• GIVEN REQUEST: The required output is a single number: how many lines of the material contain the string "organization".
* BEGIN DATA TO USE *
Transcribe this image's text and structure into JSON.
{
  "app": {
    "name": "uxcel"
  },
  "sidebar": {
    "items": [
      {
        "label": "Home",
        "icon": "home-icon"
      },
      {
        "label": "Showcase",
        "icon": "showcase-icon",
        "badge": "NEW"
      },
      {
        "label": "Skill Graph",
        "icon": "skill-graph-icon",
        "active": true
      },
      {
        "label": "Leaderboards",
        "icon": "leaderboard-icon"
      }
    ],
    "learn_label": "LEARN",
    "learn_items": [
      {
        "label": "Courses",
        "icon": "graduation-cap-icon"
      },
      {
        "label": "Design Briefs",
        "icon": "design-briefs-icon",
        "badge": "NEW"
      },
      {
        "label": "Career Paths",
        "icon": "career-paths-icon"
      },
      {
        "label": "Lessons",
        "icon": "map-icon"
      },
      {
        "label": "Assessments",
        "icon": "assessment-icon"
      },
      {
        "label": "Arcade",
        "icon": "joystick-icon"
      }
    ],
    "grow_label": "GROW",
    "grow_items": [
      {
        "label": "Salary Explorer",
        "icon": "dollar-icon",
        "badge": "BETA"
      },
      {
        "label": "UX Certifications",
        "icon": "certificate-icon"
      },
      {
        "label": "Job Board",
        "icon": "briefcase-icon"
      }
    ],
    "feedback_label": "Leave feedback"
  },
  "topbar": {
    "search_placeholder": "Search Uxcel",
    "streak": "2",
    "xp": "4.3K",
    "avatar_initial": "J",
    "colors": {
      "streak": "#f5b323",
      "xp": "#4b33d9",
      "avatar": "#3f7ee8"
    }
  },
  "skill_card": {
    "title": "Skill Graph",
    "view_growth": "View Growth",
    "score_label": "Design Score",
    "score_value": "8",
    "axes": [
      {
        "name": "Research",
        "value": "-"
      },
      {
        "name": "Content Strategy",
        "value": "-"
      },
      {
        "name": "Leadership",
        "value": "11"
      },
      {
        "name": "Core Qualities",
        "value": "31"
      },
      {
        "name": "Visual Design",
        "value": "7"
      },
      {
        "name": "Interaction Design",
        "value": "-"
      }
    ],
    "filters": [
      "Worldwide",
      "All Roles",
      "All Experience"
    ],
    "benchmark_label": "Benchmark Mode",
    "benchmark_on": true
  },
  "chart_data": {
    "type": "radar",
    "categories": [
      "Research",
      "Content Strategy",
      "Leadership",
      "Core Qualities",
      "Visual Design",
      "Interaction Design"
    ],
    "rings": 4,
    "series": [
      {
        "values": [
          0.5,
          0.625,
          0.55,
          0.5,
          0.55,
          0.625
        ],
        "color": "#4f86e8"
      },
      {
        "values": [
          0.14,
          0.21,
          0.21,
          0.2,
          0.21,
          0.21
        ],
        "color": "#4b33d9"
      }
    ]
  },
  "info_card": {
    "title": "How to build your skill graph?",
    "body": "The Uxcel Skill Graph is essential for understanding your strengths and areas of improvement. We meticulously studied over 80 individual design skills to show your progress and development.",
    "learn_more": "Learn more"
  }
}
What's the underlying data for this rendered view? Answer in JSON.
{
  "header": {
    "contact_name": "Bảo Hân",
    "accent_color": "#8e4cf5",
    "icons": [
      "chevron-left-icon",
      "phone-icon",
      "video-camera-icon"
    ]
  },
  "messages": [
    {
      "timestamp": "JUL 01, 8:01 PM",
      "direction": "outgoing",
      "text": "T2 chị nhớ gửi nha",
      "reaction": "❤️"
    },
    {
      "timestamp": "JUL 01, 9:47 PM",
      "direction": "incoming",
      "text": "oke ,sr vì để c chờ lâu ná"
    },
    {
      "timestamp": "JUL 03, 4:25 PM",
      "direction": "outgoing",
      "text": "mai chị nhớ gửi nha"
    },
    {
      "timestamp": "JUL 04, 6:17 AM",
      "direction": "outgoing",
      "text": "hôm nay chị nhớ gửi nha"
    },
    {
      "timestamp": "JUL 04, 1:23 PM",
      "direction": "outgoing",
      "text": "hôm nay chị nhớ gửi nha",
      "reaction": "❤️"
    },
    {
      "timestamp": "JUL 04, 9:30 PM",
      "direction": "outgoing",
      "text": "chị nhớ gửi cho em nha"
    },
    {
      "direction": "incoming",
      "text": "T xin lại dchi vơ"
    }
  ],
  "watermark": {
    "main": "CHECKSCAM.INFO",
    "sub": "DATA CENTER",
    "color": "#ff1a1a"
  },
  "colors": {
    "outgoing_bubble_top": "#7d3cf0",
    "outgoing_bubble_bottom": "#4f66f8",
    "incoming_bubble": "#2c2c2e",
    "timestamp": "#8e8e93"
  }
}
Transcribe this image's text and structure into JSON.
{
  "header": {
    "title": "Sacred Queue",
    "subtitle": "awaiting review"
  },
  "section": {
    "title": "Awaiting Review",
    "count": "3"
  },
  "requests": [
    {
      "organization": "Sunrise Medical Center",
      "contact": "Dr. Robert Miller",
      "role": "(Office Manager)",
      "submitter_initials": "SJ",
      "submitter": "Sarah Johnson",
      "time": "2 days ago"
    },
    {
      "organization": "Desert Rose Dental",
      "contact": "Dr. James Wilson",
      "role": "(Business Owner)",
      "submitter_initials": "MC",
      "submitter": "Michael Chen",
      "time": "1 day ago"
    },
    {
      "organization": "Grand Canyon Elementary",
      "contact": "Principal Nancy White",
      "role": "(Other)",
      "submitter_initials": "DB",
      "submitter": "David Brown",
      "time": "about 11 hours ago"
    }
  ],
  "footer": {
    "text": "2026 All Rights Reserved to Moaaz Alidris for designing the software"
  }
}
* END DATA TO USE *
• TASK ANSWER: 3